/---

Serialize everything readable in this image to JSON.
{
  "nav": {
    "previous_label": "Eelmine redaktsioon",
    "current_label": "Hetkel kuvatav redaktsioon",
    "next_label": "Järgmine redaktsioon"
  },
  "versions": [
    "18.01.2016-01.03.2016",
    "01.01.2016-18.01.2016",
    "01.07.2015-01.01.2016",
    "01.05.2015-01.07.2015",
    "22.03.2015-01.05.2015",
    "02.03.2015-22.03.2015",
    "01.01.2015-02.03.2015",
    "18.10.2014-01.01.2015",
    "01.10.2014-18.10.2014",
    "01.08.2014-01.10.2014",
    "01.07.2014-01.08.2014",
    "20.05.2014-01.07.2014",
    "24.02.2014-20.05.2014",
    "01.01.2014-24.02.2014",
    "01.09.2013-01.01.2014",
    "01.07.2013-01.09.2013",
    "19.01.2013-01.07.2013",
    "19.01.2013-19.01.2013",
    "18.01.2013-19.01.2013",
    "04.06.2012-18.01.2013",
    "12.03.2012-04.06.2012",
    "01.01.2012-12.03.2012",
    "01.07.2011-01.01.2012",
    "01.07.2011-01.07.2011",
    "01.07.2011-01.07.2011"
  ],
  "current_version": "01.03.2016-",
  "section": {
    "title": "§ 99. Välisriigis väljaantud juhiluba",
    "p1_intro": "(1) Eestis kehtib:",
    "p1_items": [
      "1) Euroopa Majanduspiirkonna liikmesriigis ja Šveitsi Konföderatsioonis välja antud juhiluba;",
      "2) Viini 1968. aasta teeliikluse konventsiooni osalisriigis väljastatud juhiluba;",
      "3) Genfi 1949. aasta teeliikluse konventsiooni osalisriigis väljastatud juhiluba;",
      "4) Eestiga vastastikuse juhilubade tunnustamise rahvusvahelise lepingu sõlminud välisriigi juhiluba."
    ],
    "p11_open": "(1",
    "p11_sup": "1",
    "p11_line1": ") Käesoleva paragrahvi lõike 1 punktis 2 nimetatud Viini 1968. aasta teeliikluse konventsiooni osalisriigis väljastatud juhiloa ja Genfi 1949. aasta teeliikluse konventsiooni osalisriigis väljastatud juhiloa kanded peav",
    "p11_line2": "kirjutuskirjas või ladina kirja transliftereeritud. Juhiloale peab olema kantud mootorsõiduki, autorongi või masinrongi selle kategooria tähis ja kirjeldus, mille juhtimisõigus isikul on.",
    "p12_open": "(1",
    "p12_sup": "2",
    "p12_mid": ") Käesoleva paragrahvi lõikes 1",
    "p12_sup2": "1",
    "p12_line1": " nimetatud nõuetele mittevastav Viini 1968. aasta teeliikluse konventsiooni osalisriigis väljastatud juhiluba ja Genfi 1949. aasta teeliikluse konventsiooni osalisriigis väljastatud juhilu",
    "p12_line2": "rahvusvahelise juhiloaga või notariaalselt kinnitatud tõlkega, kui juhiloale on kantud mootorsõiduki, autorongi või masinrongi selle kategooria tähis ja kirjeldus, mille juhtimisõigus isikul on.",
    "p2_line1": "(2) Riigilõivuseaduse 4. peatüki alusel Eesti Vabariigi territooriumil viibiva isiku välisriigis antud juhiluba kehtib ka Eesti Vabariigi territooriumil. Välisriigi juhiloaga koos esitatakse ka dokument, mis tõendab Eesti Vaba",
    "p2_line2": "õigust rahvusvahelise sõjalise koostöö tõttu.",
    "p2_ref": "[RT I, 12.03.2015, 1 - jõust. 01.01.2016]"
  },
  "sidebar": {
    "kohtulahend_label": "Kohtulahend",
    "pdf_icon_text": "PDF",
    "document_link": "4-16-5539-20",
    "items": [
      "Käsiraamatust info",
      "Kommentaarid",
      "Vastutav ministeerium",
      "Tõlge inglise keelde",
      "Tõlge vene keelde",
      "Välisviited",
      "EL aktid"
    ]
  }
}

\---

### YOUR GOAL
List the lines of the entries that include "osalisriigis".

### ANSWER TO THIS PROBLEM
      "2) Viini 1968. aasta teeliikluse konventsiooni osalisriigis väljastatud juhiluba;",
      "3) Genfi 1949. aasta teeliikluse konventsiooni osalisriigis väljastatud juhiluba;",
    "p11_line1": ") Käesoleva paragrahvi lõike 1 punktis 2 nimetatud Viini 1968. aasta teeliikluse konventsiooni osalisriigis väljastatud juhiloa ja Genfi 1949. aasta teeliikluse konventsiooni osalisriigis väljastatud juhiloa kanded peav",
    "p12_line1": " nimetatud nõuetele mittevastav Viini 1968. aasta teeliikluse konventsiooni osalisriigis väljastatud juhiluba ja Genfi 1949. aasta teeliikluse konventsiooni osalisriigis väljastatud juhilu",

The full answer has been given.